> Work required
Which lines of the records contain "JSON"? Collect every one of them.

(Stored data entries)
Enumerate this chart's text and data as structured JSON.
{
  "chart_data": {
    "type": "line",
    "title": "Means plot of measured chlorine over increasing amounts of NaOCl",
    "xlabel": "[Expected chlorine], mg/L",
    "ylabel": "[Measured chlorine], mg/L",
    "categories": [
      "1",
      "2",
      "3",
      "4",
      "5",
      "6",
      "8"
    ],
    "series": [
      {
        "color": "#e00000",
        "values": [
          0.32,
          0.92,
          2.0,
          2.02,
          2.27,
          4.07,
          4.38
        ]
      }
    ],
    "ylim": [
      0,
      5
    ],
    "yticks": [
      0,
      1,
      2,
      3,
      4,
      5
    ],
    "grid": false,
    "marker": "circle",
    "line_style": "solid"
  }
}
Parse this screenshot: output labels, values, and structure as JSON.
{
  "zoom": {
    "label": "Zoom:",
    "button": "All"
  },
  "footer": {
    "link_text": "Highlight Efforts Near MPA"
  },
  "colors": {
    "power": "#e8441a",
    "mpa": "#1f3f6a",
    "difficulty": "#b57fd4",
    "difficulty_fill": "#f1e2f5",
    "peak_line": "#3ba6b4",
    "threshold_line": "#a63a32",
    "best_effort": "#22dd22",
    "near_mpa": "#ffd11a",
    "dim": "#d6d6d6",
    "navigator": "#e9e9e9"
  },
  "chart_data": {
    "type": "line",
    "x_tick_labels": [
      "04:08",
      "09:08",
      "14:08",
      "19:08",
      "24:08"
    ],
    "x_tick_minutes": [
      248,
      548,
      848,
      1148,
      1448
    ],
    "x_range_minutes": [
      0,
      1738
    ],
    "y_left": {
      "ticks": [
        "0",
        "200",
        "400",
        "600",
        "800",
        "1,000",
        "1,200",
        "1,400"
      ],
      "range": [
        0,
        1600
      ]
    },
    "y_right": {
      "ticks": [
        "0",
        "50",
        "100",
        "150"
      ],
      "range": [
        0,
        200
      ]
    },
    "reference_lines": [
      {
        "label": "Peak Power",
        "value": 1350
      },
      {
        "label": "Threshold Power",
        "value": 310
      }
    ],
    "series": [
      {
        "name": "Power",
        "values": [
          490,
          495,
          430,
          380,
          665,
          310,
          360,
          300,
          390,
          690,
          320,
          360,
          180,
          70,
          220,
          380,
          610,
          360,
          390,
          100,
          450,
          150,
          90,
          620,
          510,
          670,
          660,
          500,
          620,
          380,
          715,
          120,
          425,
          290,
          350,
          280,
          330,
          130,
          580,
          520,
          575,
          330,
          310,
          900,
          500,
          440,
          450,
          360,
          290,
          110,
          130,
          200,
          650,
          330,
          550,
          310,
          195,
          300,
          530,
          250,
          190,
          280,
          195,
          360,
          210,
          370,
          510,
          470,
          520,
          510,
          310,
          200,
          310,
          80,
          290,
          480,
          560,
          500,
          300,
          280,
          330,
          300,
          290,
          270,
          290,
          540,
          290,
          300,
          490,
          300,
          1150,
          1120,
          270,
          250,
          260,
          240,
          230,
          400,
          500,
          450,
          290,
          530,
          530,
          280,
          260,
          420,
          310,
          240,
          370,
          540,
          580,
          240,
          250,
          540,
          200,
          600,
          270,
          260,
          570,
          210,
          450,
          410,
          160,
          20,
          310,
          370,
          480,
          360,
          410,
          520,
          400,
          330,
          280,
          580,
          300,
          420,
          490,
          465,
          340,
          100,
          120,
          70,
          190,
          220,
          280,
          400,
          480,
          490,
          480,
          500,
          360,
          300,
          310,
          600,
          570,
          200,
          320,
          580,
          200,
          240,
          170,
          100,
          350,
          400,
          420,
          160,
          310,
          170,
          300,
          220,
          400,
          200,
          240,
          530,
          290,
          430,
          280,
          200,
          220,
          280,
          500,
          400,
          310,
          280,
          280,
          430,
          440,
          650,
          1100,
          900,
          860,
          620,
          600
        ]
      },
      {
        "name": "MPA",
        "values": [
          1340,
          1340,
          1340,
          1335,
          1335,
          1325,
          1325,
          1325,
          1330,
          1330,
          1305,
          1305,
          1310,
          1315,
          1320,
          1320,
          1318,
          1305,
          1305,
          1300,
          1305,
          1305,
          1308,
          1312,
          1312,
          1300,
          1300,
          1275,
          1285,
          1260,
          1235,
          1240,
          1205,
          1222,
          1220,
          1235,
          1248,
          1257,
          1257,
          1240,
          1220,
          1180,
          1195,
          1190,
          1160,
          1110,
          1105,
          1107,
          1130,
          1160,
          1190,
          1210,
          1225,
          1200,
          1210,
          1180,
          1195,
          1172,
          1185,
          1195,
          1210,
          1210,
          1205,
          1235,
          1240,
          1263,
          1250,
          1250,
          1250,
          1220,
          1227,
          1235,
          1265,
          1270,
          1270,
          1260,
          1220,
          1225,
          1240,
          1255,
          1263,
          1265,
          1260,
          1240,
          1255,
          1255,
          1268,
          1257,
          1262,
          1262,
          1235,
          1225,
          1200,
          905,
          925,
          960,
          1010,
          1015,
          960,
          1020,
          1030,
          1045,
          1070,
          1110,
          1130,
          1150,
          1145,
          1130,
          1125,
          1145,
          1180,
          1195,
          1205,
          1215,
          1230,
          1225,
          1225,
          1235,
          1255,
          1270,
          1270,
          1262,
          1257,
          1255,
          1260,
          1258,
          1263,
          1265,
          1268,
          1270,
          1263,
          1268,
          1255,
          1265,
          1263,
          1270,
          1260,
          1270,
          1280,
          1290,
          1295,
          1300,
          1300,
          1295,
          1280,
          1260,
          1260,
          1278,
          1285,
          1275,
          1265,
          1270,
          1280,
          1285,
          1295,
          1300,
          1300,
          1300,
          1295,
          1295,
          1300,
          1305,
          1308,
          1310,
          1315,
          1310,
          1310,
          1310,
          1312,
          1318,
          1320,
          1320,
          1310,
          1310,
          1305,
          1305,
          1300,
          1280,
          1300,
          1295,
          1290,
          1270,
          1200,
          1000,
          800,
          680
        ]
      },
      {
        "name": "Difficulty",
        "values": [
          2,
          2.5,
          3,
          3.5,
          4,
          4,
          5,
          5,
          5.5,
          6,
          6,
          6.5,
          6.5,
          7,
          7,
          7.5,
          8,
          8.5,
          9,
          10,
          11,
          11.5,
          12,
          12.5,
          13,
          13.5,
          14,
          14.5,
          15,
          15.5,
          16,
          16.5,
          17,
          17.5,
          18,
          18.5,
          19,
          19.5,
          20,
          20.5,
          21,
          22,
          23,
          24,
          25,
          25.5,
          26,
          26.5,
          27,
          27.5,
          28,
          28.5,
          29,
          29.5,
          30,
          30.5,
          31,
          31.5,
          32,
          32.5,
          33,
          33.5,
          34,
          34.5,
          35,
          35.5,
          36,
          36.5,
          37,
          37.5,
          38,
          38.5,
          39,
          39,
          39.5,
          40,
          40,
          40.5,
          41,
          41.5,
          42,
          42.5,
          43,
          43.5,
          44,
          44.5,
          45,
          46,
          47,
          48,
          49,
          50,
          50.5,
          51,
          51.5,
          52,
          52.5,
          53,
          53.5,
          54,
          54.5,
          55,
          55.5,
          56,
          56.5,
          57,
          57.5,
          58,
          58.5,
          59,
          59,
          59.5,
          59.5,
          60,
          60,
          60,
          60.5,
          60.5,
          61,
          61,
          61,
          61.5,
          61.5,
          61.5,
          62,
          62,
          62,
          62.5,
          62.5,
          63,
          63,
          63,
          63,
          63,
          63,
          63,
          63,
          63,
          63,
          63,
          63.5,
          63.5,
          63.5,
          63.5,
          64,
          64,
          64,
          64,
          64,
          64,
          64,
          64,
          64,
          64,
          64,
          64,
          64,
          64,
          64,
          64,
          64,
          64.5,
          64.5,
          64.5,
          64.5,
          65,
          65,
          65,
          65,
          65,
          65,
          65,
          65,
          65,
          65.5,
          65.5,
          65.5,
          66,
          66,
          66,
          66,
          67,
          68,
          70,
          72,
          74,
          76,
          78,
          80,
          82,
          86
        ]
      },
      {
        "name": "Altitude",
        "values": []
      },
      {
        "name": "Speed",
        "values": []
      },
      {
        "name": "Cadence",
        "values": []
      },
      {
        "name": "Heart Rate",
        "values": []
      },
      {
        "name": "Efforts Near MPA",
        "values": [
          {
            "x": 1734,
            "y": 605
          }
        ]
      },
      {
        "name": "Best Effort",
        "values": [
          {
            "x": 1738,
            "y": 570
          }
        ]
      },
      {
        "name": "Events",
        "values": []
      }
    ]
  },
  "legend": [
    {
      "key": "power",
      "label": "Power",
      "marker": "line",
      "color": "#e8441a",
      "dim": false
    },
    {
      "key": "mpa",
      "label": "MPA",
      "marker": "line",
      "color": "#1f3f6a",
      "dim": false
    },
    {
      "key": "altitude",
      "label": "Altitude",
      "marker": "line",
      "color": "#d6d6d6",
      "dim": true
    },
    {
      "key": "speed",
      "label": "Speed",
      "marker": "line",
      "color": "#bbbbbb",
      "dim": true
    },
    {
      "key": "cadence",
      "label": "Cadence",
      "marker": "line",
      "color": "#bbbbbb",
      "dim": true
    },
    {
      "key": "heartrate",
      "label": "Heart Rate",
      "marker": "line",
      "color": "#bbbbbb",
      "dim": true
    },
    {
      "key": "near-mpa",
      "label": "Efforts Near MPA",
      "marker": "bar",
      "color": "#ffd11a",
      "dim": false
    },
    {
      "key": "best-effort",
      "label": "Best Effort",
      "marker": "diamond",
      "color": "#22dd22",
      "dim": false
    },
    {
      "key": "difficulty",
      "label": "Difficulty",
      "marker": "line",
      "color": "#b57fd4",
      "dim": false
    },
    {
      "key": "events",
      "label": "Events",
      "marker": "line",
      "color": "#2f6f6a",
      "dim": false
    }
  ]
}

> Worked solution
Enumerate this chart's text and data as structured JSON.
Parse this screenshot: output labels, values, and structure as JSON.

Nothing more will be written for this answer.